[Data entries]

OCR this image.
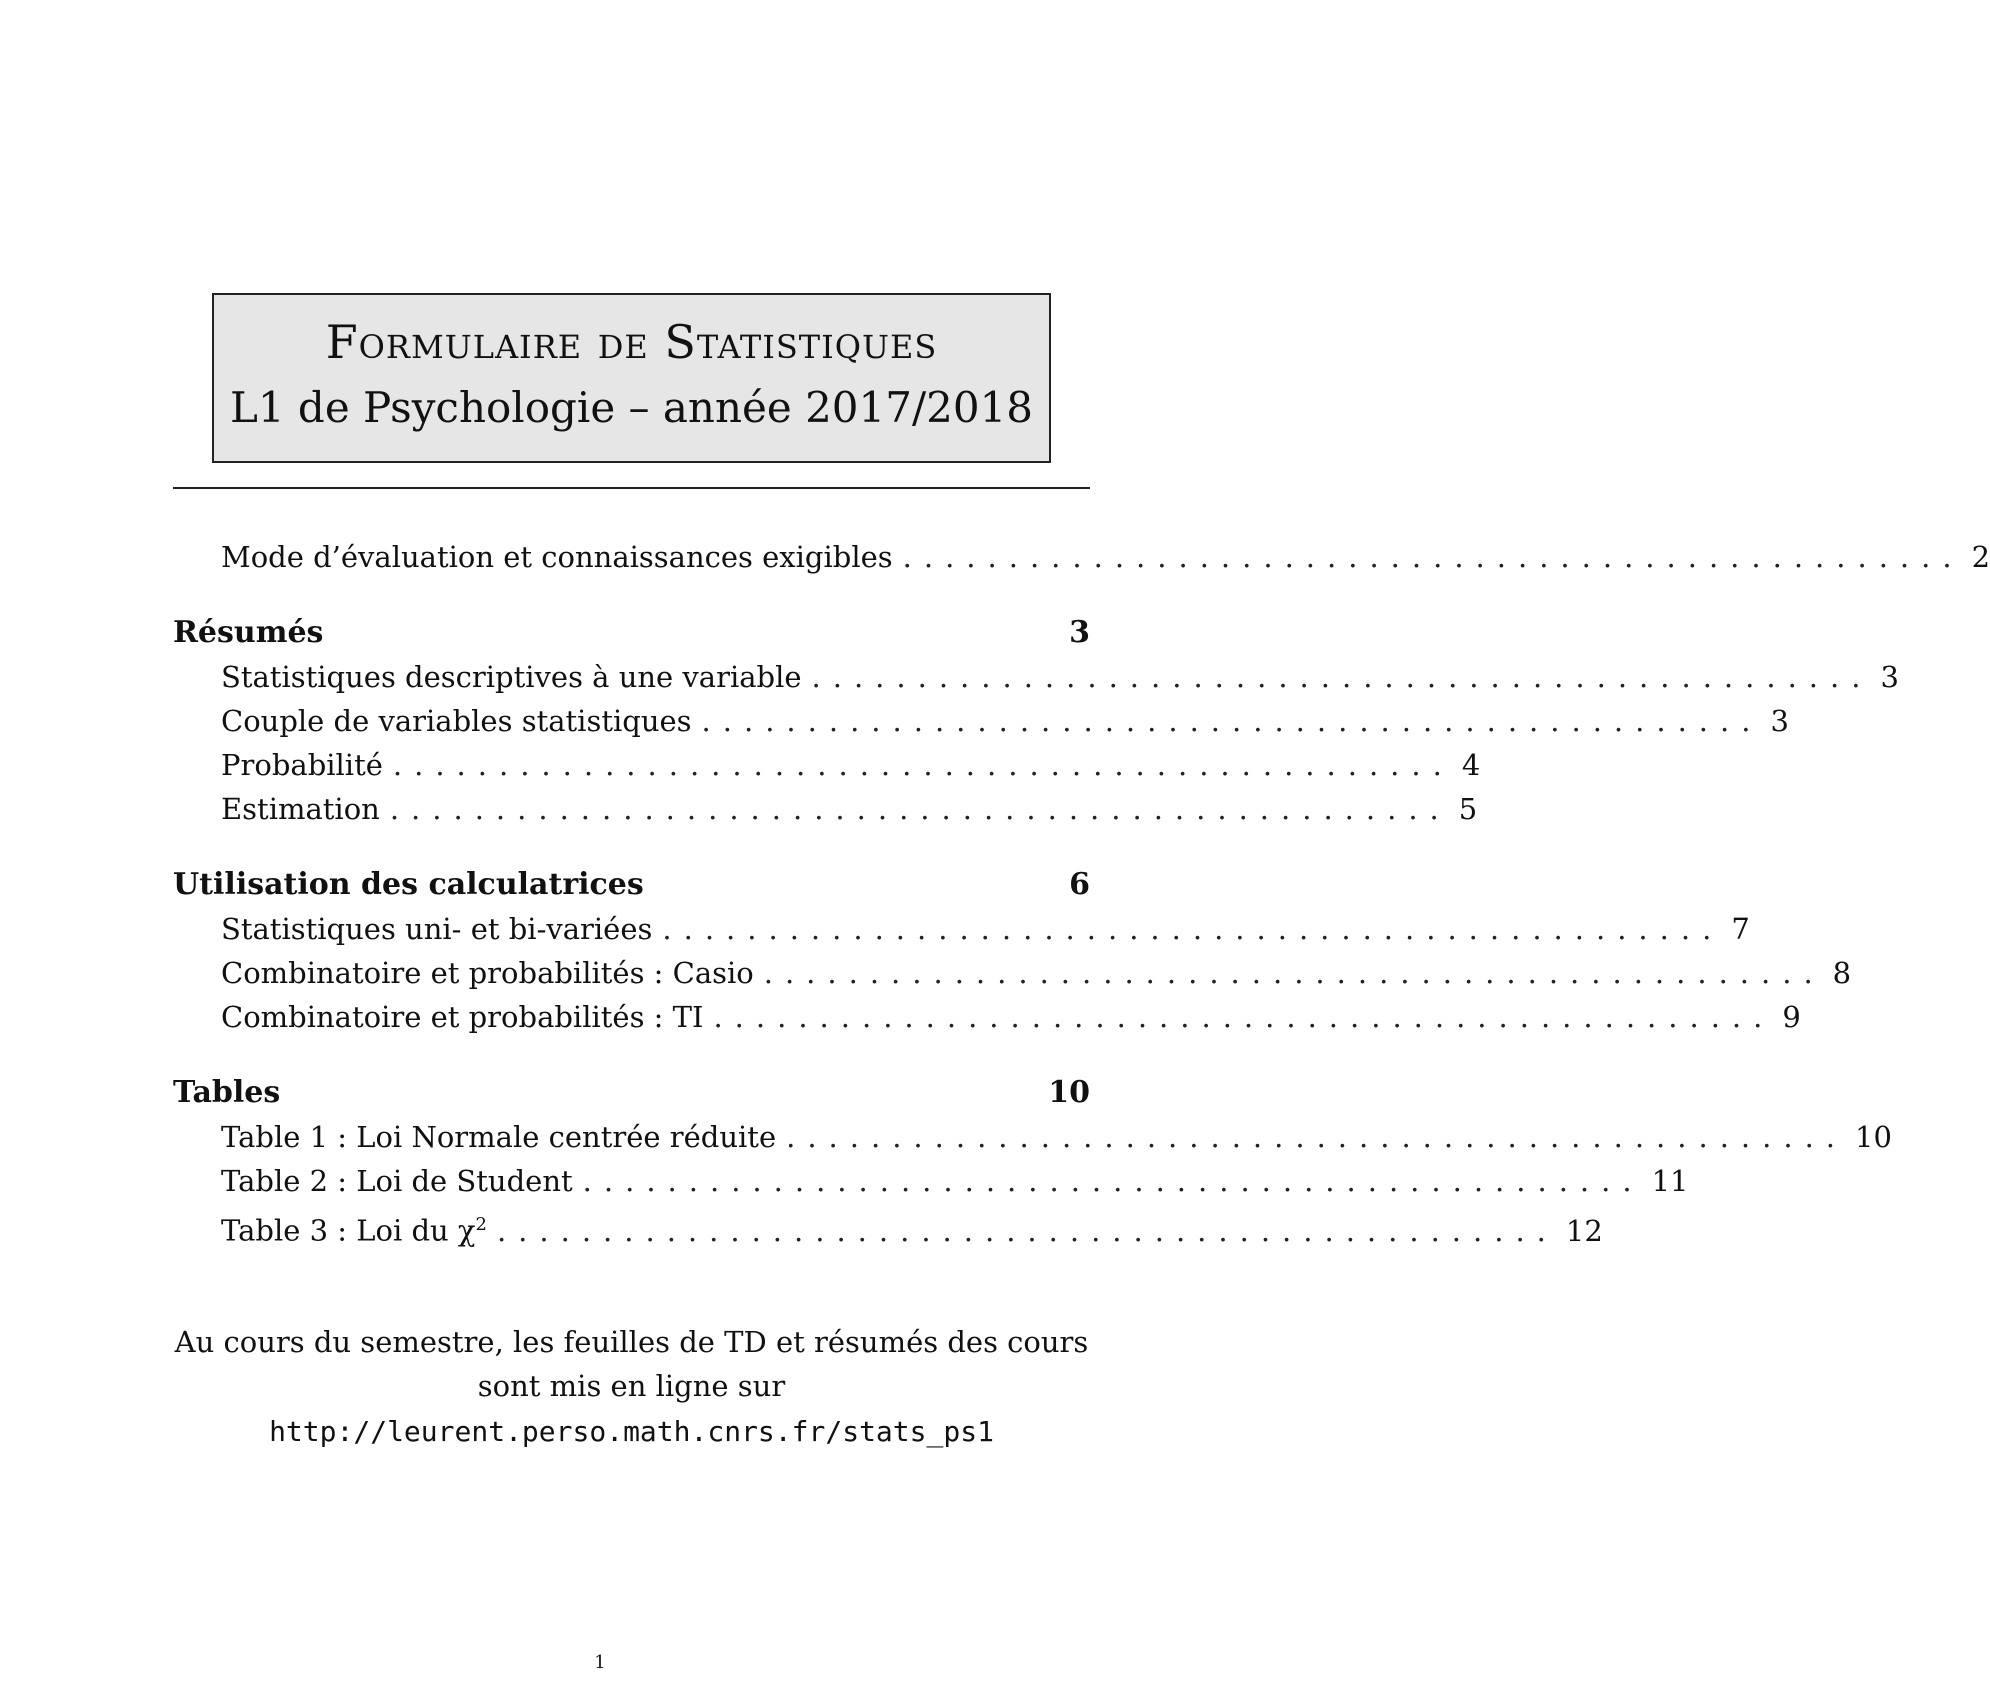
Formulaire de Statistiques
L1 de Psychologie – année 2017/2018
Mode d’évaluation et connaissances exigibles .................................................. 2
Résumés	3
Statistiques descriptives à une variable .................................................. 3
Couple de variables statistiques .................................................. 3
Probabilité .................................................. 4
Estimation .................................................. 5
Utilisation des calculatrices	6
Statistiques uni- et bi-variées .................................................. 7
Combinatoire et probabilités : Casio .................................................. 8
Combinatoire et probabilités : TI .................................................. 9
Tables	10
Table 1 : Loi Normale centrée réduite .................................................. 10
Table 2 : Loi de Student .................................................. 11
Table 3 : Loi du $\chi^2$ .................................................. 12
Au cours du semestre, les feuilles de TD et résumés des cours
sont mis en ligne sur
http://leurent.perso.math.cnrs.fr/stats_ps1
1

[What the task requires]
Without the pictures, output the full listing exactly as it stands.

[Response for this exercise]
OCR this image.
Formulaire de Statistiques
L1 de Psychologie – année 2017/2018
Mode d’évaluation et connaissances exigibles .................................................. 2
Résumés	3
Statistiques descriptives à une variable .................................................. 3
Couple de variables statistiques .................................................. 3
Probabilité .................................................. 4
Estimation .................................................. 5
Utilisation des calculatrices	6
Statistiques uni- et bi-variées .................................................. 7
Combinatoire et probabilités : Casio .................................................. 8
Combinatoire et probabilités : TI .................................................. 9
Tables	10
Table 1 : Loi Normale centrée réduite .................................................. 10
Table 2 : Loi de Student .................................................. 11
Table 3 : Loi du $\chi^2$ .................................................. 12
Au cours du semestre, les feuilles de TD et résumés des cours
sont mis en ligne sur
http://leurent.perso.math.cnrs.fr/stats_ps1
1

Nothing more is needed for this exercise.